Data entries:
>>>

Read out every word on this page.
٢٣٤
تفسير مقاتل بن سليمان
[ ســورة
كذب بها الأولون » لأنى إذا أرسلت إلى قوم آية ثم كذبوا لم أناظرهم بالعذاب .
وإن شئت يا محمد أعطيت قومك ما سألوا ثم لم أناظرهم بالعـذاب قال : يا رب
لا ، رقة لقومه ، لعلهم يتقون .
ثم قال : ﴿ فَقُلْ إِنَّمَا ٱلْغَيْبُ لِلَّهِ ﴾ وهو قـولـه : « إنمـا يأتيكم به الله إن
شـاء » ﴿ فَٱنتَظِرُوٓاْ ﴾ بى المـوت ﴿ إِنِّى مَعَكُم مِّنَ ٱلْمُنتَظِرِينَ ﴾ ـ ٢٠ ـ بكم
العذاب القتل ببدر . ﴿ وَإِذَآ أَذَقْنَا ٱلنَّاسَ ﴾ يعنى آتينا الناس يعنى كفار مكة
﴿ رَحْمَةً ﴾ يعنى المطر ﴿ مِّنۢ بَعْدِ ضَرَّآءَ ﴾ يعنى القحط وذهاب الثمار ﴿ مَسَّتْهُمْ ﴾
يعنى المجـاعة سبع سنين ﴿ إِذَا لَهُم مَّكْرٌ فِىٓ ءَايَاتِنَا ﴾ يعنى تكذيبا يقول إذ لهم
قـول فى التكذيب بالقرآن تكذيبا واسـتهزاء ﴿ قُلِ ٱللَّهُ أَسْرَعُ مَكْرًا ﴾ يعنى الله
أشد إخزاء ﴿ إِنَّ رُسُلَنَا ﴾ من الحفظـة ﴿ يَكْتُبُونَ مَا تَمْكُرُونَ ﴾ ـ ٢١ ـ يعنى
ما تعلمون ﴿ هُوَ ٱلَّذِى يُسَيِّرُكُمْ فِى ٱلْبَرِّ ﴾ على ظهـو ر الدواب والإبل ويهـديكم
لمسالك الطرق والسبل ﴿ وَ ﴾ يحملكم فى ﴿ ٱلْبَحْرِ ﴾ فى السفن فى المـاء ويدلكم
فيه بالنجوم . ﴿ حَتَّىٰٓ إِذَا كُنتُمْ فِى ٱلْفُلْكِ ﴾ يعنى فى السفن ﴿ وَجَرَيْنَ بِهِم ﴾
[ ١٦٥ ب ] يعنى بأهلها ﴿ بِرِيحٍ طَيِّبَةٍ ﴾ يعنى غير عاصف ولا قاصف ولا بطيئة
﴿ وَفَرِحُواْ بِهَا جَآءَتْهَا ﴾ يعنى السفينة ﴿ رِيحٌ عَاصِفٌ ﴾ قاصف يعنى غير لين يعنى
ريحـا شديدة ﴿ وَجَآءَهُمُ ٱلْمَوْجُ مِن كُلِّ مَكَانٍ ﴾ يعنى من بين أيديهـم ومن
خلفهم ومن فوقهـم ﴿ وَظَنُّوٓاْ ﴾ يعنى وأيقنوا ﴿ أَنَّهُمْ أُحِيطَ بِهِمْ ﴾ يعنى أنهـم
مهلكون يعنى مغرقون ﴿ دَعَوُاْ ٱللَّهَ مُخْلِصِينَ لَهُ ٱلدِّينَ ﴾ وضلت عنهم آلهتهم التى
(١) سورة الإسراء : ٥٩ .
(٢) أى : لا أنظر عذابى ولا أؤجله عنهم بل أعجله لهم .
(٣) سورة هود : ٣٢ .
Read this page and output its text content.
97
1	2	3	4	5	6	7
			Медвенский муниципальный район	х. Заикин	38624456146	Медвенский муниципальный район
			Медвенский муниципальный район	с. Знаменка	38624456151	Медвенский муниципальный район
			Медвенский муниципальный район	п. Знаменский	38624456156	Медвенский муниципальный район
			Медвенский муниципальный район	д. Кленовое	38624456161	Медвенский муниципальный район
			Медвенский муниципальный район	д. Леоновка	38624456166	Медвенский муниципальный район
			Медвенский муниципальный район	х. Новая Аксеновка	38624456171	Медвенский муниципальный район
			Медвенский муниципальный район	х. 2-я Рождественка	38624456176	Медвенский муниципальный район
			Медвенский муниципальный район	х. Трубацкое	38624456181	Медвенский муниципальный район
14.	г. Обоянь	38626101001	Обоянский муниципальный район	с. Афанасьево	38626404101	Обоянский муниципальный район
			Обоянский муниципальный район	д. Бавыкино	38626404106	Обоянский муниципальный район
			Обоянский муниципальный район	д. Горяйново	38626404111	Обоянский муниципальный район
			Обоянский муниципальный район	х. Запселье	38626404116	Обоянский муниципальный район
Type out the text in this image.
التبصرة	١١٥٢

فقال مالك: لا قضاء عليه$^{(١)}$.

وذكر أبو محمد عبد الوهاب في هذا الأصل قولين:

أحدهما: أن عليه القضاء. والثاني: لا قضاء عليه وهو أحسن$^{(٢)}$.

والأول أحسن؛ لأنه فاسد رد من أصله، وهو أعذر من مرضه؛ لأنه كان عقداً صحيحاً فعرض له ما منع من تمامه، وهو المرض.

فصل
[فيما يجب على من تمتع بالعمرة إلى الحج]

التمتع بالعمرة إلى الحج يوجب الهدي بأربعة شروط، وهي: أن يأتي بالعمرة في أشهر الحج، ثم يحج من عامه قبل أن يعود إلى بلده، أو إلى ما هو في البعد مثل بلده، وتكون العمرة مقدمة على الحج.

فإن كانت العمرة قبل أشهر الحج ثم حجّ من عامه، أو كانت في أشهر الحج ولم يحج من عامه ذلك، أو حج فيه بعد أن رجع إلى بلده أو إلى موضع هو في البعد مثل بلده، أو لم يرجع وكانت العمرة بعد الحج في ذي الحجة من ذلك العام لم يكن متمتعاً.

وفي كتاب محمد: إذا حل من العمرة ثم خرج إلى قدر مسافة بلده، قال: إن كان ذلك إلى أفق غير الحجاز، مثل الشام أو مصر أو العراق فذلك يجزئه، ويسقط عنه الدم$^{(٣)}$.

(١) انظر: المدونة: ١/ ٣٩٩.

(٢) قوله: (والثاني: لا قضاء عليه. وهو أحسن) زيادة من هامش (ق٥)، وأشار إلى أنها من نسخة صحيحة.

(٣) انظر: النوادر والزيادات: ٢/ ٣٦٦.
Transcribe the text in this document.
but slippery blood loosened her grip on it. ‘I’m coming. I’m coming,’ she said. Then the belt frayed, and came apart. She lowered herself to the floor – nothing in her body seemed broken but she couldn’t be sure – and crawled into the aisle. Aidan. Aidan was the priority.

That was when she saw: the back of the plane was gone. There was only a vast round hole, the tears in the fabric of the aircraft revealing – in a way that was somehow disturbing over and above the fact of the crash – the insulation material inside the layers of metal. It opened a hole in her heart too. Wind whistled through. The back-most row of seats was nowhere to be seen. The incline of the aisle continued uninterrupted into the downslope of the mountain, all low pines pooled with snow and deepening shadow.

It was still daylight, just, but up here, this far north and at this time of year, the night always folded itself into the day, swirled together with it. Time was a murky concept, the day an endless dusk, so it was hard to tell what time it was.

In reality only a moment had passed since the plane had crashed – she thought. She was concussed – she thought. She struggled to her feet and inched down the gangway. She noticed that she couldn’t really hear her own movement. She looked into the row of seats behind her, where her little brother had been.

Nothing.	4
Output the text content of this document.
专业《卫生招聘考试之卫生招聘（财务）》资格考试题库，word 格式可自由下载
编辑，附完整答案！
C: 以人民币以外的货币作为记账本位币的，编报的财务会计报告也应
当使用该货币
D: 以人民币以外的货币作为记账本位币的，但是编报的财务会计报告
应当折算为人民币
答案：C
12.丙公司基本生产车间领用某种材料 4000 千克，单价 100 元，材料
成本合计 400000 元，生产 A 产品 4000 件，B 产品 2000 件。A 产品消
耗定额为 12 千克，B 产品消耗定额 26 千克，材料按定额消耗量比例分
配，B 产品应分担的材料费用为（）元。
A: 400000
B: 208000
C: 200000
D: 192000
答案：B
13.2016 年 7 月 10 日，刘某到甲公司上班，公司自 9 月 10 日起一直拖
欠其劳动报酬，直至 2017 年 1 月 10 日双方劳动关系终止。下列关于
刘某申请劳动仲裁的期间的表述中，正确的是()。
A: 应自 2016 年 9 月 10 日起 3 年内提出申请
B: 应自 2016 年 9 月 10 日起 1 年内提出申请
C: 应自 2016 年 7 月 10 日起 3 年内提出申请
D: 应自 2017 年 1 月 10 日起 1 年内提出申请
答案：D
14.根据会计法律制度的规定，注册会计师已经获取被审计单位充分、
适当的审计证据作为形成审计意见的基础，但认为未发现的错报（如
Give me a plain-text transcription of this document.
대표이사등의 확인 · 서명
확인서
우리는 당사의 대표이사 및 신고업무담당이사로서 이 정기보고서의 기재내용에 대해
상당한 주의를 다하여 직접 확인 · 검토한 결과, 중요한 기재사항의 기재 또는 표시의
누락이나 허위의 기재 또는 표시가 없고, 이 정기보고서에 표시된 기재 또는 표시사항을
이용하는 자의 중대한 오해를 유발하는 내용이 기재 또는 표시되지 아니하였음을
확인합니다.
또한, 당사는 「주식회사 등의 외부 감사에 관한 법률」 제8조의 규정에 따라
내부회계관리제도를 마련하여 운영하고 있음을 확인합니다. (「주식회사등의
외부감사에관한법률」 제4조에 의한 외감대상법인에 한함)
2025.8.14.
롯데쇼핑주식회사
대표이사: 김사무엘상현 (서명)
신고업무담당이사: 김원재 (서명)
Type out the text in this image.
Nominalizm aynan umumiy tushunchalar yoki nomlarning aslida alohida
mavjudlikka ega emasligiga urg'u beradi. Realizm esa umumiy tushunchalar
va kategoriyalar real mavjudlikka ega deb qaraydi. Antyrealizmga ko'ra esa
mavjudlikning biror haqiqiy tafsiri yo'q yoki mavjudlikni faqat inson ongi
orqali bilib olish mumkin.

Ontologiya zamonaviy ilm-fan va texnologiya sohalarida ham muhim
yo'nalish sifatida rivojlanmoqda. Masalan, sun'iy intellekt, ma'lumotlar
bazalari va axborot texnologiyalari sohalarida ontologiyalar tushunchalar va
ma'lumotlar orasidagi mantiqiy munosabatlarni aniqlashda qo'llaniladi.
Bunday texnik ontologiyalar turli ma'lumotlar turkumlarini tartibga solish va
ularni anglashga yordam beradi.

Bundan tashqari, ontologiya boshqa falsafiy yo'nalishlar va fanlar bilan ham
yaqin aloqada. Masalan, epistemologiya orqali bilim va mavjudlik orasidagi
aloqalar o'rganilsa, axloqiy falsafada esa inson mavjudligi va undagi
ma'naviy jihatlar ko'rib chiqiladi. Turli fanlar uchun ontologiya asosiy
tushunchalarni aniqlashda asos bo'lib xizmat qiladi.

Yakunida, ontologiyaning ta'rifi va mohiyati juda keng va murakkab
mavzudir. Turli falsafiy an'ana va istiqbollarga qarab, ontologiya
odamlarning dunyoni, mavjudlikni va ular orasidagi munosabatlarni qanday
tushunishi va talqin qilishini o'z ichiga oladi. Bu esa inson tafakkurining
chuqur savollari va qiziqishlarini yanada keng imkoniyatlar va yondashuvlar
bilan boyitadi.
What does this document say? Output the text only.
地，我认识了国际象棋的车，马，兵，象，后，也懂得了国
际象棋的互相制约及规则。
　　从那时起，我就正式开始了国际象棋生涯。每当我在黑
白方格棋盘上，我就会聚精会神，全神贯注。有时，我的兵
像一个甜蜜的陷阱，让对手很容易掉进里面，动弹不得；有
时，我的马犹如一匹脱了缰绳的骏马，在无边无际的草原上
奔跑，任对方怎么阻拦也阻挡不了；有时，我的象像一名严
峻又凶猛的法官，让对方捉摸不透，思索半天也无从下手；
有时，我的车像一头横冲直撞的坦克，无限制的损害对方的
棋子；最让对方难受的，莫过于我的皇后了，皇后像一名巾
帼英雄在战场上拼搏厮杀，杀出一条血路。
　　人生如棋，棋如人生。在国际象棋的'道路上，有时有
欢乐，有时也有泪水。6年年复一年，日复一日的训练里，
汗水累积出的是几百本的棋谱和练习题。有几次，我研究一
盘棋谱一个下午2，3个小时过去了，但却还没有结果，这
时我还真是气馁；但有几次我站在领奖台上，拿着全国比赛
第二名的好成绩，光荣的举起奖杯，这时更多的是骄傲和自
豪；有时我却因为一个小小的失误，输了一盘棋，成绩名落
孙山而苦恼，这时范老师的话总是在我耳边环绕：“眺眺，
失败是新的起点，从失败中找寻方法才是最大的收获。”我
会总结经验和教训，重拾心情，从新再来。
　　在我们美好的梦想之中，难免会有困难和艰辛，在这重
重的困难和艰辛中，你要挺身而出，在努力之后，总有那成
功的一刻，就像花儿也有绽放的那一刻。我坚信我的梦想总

<<<

Direction:
In the records above, return only the line that contains "What does this" and every line after it through the last, exactly as they appear.

Result below:
What does this document say? Output the text only.
地，我认识了国际象棋的车，马，兵，象，后，也懂得了国
际象棋的互相制约及规则。
　　从那时起，我就正式开始了国际象棋生涯。每当我在黑
白方格棋盘上，我就会聚精会神，全神贯注。有时，我的兵
像一个甜蜜的陷阱，让对手很容易掉进里面，动弹不得；有
时，我的马犹如一匹脱了缰绳的骏马，在无边无际的草原上
奔跑，任对方怎么阻拦也阻挡不了；有时，我的象像一名严
峻又凶猛的法官，让对方捉摸不透，思索半天也无从下手；
有时，我的车像一头横冲直撞的坦克，无限制的损害对方的
棋子；最让对方难受的，莫过于我的皇后了，皇后像一名巾
帼英雄在战场上拼搏厮杀，杀出一条血路。
　　人生如棋，棋如人生。在国际象棋的'道路上，有时有
欢乐，有时也有泪水。6年年复一年，日复一日的训练里，
汗水累积出的是几百本的棋谱和练习题。有几次，我研究一
盘棋谱一个下午2，3个小时过去了，但却还没有结果，这
时我还真是气馁；但有几次我站在领奖台上，拿着全国比赛
第二名的好成绩，光荣的举起奖杯，这时更多的是骄傲和自
豪；有时我却因为一个小小的失误，输了一盘棋，成绩名落
孙山而苦恼，这时范老师的话总是在我耳边环绕：“眺眺，
失败是新的起点，从失败中找寻方法才是最大的收获。”我
会总结经验和教训，重拾心情，从新再来。
　　在我们美好的梦想之中，难免会有困难和艰辛，在这重
重的困难和艰辛中，你要挺身而出，在努力之后，总有那成
功的一刻，就像花儿也有绽放的那一刻。我坚信我的梦想总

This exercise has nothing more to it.